THE EXERCISE: Tally the lines below that contain the word "object", and give only that number.

** start DATA EXTRACT **

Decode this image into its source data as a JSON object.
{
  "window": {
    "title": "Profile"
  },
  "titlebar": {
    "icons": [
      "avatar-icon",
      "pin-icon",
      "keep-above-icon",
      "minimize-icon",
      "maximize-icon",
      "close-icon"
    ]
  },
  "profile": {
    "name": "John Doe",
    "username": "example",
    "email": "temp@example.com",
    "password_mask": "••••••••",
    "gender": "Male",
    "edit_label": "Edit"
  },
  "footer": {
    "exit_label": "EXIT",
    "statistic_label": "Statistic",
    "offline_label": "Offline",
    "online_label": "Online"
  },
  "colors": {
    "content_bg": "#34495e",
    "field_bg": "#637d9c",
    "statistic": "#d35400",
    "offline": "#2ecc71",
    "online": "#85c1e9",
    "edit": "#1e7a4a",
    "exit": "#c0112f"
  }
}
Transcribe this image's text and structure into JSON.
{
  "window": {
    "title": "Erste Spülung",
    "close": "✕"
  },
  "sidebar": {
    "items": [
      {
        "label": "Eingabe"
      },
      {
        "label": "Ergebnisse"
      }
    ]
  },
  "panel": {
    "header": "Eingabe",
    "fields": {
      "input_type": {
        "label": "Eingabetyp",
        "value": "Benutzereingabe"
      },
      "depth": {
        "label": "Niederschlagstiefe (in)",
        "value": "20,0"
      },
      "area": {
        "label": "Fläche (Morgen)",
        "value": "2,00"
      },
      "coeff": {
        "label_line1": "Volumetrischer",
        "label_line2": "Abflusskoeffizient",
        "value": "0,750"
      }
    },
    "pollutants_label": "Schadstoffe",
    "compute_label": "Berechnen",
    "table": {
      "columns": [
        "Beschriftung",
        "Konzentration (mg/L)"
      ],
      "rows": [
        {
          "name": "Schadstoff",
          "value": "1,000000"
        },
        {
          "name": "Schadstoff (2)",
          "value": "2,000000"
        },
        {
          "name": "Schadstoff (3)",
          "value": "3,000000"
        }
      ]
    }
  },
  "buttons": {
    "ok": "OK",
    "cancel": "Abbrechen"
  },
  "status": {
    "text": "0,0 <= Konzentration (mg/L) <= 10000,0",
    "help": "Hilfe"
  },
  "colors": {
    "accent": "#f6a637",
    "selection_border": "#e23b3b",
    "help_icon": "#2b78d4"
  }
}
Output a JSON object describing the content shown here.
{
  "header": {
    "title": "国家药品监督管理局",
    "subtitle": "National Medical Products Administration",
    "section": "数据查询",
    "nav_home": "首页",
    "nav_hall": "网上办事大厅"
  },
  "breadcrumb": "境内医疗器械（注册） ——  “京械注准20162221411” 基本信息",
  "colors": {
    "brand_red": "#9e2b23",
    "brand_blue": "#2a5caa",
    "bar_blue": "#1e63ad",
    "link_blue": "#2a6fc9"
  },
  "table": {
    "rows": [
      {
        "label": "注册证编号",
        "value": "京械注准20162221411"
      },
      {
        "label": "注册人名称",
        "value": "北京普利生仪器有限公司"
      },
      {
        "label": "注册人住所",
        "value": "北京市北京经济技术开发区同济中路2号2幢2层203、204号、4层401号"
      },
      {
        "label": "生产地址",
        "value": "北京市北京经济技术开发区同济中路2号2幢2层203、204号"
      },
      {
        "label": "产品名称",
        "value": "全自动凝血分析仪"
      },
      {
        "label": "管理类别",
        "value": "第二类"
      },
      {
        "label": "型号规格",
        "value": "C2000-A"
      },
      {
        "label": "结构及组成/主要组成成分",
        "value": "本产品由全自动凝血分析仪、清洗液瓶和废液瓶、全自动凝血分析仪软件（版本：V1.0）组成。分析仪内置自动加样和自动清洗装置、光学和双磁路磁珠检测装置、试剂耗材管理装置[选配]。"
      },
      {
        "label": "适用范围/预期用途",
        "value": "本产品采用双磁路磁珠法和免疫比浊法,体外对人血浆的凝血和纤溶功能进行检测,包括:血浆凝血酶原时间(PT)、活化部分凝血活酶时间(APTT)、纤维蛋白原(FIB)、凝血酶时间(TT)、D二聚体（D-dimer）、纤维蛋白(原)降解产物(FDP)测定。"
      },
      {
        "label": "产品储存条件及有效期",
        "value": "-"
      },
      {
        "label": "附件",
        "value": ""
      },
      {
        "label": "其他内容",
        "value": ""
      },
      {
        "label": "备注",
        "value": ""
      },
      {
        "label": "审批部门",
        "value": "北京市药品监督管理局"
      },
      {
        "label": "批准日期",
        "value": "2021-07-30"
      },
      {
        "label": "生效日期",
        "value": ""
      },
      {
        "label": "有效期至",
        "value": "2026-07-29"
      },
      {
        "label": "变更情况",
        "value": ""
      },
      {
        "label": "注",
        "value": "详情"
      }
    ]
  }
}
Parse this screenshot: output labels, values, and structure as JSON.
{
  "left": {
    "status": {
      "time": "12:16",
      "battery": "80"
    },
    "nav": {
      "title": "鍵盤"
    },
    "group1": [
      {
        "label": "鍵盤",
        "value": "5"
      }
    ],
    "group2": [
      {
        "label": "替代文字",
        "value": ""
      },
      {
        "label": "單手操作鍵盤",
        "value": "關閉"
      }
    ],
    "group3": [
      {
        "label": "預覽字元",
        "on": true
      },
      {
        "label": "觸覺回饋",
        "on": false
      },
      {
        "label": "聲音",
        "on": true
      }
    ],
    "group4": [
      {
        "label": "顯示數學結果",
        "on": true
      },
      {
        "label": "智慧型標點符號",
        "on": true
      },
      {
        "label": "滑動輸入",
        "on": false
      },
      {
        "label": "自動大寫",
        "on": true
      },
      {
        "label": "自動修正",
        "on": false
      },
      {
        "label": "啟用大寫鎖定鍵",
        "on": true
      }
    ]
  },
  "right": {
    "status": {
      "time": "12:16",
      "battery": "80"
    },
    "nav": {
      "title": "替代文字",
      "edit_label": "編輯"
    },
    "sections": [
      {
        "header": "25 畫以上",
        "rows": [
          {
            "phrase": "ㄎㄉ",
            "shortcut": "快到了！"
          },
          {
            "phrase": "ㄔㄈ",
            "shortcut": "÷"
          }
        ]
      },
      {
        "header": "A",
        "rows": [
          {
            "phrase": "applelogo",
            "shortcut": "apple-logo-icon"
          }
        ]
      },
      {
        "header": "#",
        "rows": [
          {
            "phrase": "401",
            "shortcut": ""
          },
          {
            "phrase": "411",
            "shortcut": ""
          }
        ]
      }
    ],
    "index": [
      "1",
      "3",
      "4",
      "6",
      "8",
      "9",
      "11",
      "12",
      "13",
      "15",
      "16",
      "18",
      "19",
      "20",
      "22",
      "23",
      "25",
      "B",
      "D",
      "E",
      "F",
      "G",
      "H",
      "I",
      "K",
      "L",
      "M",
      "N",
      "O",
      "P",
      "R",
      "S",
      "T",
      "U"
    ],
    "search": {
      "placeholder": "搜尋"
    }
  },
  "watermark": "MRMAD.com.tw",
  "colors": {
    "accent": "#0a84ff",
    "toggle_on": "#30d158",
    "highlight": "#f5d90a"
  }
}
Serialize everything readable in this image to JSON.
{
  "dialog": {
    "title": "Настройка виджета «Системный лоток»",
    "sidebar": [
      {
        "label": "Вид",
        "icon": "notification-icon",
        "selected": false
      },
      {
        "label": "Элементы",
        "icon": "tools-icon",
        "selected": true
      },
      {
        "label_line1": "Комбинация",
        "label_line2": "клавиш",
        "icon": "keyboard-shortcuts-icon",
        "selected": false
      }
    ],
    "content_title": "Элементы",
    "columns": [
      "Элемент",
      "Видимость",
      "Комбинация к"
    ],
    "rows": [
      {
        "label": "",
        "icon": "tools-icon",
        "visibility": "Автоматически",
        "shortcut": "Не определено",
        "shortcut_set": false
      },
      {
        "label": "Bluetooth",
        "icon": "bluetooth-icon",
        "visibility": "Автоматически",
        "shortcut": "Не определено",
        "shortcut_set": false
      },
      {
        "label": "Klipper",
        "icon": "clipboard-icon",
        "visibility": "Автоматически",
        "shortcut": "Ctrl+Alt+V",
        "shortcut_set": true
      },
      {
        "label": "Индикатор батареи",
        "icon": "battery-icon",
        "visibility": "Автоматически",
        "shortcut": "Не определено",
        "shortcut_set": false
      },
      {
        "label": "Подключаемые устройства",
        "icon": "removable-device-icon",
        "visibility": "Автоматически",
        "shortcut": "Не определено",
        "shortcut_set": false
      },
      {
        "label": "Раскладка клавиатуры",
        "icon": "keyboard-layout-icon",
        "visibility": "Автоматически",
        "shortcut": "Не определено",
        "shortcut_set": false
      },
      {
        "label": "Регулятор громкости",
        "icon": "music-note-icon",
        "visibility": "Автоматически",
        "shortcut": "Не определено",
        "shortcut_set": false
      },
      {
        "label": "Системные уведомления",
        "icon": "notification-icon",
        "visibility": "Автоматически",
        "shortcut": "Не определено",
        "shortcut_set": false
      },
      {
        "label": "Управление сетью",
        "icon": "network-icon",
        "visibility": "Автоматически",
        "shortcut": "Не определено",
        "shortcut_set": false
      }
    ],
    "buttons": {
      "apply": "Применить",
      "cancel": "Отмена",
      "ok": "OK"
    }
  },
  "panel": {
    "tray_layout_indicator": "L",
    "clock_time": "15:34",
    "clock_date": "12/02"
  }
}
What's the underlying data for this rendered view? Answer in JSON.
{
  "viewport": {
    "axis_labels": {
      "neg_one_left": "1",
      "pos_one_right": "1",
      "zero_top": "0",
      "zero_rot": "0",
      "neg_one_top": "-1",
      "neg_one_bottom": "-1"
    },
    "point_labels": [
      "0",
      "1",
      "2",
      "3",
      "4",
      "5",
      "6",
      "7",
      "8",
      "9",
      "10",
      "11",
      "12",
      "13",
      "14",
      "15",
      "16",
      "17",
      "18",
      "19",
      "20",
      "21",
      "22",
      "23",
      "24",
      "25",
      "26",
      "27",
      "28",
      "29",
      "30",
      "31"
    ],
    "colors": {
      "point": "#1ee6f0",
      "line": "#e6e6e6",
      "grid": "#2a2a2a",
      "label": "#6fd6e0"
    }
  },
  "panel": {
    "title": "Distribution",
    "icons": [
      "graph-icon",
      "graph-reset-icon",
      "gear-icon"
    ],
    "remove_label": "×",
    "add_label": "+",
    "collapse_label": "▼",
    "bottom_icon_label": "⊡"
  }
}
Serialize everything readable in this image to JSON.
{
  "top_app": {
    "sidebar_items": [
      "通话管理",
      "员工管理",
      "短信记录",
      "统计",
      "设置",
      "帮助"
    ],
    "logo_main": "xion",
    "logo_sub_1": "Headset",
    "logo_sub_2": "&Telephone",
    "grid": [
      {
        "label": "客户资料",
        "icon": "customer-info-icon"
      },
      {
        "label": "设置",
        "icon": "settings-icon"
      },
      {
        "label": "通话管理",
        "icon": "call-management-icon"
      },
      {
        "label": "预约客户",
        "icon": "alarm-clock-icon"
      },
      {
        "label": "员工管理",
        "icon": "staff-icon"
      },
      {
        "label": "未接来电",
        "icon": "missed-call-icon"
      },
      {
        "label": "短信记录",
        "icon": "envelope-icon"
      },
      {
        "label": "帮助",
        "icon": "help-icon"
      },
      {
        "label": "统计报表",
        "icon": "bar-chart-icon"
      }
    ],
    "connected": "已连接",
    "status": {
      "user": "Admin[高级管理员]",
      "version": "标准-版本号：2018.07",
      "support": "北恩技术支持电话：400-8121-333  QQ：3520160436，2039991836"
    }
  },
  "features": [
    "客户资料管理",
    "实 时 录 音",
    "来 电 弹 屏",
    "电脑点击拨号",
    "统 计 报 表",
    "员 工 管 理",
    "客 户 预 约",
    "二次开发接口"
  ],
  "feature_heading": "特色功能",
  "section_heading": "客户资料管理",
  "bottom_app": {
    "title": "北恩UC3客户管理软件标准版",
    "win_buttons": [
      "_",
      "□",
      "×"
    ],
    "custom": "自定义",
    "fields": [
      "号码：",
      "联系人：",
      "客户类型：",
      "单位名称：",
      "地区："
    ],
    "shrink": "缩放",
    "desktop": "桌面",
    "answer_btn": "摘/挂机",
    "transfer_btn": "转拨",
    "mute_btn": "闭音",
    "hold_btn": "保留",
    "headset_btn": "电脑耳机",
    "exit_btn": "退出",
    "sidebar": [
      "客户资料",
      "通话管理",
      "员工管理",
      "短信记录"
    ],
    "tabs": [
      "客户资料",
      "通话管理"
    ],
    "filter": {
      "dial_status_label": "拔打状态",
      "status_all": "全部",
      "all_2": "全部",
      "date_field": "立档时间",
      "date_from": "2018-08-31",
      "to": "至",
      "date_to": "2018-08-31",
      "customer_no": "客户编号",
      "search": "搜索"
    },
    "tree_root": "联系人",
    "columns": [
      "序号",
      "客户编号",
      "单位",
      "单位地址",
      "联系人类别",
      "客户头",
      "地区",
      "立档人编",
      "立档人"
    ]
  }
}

** end DATA EXTRACT **

FULL RESPONSE: 2